[Opening EXTRACTED TEXT section]
The work, led by Pradeep Kumar, a fellow at Rockefeller University's Center for Studies in Physics and Biology who looks at the role of water in biology, makes it possible to measure how interaction between water molecules affect any number of properties in a system. It also paves the way for understanding how water can be manipulated to facilitate or prevent substances from dissolving in it, an advance that could impact every corner of society, from reforming agricultural practices to improving chemotherapy drugs whose side effects arise from their solubility or insolubility in water.

Kumar and his colleagues first tracked individual water molecules in a "supercooled" state (water that remains in liquid form even at below freezing temperatures), during which water's many anomalies are enhanced. "When you put water in a freezer, it doesn't freeze instantaneously," says Kumar. "It takes some time. If you have extremely pure water, then you can go down to about 230 Kelvin and still have enough time to measure different physical properties of water including the specific heat in its liquid state." Kumar and his colleagues then used theoretical and computational approaches to simulate the activity of these water molecules and measure their interactions with neighbors.
[Closing EXTRACTED TEXT section]
[Opening DATA SECTION section]
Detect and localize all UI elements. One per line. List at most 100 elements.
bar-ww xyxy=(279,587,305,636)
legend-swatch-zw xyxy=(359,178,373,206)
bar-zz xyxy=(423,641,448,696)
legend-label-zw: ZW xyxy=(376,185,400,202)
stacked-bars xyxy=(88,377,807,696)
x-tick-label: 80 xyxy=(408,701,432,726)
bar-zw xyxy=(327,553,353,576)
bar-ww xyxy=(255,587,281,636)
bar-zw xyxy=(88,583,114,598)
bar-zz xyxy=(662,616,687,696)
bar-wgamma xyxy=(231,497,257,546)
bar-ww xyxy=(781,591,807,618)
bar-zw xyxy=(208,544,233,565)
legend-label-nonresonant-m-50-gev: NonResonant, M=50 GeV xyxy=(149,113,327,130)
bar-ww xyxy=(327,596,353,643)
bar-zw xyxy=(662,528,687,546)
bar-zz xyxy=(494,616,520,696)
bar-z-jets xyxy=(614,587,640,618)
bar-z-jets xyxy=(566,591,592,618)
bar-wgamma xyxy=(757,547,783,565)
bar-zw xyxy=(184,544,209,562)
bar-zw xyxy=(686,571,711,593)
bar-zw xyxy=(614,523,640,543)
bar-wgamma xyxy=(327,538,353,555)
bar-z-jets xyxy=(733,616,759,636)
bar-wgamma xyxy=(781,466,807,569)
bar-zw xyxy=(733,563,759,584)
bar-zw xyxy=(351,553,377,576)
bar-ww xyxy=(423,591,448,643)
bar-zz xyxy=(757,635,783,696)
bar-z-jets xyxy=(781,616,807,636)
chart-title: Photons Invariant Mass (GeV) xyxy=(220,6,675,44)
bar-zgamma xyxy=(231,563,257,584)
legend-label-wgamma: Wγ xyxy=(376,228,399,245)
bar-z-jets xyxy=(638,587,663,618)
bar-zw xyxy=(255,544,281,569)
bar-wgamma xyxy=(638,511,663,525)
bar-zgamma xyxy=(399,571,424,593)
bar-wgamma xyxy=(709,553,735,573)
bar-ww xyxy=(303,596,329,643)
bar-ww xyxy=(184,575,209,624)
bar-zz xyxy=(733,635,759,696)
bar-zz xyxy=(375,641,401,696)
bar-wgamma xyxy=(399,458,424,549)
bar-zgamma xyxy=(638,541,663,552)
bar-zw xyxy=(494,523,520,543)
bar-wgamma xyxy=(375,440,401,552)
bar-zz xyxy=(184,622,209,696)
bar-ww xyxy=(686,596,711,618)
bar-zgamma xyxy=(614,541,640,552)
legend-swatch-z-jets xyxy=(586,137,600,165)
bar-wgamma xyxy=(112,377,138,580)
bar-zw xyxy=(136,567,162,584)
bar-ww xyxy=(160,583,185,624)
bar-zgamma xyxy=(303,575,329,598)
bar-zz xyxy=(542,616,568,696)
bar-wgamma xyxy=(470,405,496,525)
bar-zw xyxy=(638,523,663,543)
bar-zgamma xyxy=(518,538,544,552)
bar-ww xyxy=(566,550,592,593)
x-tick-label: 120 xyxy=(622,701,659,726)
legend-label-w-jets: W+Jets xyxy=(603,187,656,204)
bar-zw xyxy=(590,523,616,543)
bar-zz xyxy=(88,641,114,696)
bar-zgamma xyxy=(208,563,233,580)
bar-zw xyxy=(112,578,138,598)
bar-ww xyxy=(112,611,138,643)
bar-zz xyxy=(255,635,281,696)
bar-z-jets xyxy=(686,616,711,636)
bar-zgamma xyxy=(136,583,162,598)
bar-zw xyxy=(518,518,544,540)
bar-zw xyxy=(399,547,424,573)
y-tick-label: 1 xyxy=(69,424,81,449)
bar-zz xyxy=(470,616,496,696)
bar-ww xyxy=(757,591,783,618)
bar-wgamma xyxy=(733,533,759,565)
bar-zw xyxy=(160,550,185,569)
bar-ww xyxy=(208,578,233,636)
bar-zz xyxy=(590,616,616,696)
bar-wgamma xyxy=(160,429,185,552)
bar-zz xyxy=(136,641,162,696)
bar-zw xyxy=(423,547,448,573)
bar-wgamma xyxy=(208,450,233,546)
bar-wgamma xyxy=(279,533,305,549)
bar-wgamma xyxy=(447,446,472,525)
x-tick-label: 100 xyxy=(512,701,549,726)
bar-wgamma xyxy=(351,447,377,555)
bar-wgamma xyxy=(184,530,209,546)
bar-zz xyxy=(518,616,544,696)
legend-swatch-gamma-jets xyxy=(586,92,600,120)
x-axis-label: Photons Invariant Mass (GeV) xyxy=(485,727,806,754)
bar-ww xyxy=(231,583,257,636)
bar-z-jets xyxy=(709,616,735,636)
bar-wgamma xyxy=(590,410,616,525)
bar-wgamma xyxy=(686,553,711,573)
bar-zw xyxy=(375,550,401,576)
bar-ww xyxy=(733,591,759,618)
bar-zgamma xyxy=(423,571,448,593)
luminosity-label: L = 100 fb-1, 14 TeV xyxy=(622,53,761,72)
[Closing DATA SECTION section]
### WORK INSTRUCTIONS
According to the passage on water research, down to about what temperature can extremely pure water be cooled while still leaving enough time to measure its properties in the liquid state?

### SOLUTION TO THE EXERCISE
About 230 Kelvin.